Input data |
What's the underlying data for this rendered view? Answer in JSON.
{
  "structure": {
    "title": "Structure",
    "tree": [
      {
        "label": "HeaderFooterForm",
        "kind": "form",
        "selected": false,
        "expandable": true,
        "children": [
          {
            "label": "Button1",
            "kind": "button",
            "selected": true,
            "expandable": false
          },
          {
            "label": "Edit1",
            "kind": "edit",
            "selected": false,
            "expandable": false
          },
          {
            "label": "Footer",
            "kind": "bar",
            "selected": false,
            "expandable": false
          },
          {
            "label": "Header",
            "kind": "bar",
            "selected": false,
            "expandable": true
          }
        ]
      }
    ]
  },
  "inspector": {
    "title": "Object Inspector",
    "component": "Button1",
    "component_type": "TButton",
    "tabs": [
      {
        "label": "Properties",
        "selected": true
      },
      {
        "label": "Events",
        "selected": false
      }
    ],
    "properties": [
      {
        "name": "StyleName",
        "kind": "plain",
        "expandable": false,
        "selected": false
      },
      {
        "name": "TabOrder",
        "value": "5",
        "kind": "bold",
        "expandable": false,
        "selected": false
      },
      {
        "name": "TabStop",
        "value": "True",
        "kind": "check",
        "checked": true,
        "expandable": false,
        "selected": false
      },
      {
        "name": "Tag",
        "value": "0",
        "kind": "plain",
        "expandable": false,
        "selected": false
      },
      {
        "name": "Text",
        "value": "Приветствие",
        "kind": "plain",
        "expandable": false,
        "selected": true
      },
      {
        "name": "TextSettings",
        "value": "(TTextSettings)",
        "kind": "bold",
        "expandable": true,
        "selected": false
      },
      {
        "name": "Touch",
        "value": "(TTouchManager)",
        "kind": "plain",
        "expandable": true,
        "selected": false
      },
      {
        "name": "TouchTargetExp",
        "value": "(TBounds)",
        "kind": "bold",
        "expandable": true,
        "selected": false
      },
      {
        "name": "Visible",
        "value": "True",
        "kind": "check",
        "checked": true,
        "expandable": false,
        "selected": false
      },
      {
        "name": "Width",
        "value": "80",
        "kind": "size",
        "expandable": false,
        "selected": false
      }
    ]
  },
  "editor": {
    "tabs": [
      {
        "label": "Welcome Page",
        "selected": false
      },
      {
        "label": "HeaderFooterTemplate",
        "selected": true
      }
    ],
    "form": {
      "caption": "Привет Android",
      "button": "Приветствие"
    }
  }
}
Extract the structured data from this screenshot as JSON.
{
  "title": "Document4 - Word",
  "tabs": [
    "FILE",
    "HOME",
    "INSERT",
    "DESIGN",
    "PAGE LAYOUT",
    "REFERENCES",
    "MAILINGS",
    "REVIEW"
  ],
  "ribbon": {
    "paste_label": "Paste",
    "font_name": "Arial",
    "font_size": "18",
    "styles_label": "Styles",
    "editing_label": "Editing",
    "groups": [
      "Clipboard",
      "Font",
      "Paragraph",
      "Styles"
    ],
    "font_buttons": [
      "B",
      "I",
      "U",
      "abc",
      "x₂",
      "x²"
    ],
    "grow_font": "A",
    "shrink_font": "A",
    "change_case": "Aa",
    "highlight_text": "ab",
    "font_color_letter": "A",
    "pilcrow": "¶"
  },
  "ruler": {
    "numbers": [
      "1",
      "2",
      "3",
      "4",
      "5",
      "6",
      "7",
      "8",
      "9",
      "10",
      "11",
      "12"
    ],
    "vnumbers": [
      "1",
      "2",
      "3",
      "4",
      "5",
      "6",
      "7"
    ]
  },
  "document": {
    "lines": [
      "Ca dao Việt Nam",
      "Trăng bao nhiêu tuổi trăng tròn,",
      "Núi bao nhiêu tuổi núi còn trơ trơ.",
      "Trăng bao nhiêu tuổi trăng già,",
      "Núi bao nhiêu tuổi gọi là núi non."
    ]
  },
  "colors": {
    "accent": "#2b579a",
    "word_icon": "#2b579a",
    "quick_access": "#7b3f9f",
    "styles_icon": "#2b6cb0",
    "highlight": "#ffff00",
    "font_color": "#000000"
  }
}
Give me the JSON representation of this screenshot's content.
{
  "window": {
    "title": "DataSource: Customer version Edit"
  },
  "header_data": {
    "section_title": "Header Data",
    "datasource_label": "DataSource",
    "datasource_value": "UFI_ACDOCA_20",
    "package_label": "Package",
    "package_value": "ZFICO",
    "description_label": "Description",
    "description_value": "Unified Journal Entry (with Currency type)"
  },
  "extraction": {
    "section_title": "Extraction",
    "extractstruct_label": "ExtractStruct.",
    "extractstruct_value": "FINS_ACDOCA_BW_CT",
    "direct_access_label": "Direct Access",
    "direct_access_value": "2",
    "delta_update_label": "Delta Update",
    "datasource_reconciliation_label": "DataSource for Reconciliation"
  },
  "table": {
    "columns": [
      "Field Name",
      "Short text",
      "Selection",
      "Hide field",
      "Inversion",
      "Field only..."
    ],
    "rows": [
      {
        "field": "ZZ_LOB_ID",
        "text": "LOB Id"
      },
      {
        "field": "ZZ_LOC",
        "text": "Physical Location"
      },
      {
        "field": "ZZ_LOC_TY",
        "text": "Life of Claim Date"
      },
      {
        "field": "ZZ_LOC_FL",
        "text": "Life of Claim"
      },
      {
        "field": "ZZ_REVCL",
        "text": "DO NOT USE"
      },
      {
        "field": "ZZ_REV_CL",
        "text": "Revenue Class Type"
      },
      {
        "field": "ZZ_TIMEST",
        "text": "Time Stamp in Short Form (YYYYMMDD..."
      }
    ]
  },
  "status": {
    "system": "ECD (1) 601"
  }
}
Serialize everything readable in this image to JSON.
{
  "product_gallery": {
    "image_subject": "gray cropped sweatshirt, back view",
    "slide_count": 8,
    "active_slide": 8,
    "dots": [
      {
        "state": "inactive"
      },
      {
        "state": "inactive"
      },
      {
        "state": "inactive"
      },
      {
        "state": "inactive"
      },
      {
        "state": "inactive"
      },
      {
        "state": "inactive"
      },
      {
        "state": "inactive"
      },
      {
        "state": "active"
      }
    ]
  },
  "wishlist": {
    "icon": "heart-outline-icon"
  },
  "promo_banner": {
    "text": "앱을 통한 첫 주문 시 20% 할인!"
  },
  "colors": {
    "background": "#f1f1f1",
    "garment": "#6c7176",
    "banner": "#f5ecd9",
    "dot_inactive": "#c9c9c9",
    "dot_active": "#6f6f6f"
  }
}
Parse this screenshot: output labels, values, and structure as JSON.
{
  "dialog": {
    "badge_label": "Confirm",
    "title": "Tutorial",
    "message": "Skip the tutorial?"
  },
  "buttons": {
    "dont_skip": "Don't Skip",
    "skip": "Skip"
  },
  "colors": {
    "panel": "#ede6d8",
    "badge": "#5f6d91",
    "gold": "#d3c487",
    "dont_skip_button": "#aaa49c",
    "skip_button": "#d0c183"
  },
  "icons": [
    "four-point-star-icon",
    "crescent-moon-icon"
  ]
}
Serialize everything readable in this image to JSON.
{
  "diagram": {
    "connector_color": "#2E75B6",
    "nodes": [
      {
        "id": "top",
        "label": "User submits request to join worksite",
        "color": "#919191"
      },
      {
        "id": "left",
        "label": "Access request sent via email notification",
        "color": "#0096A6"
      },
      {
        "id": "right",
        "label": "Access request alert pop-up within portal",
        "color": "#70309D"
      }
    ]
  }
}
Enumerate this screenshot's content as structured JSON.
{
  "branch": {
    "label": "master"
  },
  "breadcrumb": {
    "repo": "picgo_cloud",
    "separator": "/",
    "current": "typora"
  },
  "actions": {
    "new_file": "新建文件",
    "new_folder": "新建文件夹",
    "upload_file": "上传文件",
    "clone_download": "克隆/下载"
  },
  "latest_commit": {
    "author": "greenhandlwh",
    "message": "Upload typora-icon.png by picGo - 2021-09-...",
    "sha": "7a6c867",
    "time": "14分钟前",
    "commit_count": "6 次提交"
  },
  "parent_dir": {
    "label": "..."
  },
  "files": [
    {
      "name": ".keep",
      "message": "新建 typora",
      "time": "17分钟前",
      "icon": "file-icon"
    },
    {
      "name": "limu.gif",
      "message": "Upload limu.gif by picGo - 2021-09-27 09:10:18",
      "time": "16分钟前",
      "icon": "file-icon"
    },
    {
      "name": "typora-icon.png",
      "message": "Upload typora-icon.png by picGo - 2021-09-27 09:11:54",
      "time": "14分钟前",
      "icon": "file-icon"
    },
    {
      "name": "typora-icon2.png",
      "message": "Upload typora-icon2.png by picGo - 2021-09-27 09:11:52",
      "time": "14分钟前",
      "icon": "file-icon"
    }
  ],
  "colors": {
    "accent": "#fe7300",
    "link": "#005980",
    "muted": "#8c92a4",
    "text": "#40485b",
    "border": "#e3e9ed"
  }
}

Aim | Work through the data and report how many of its lines hold the word "tuổi", giving only the figure.

Answer in full | 4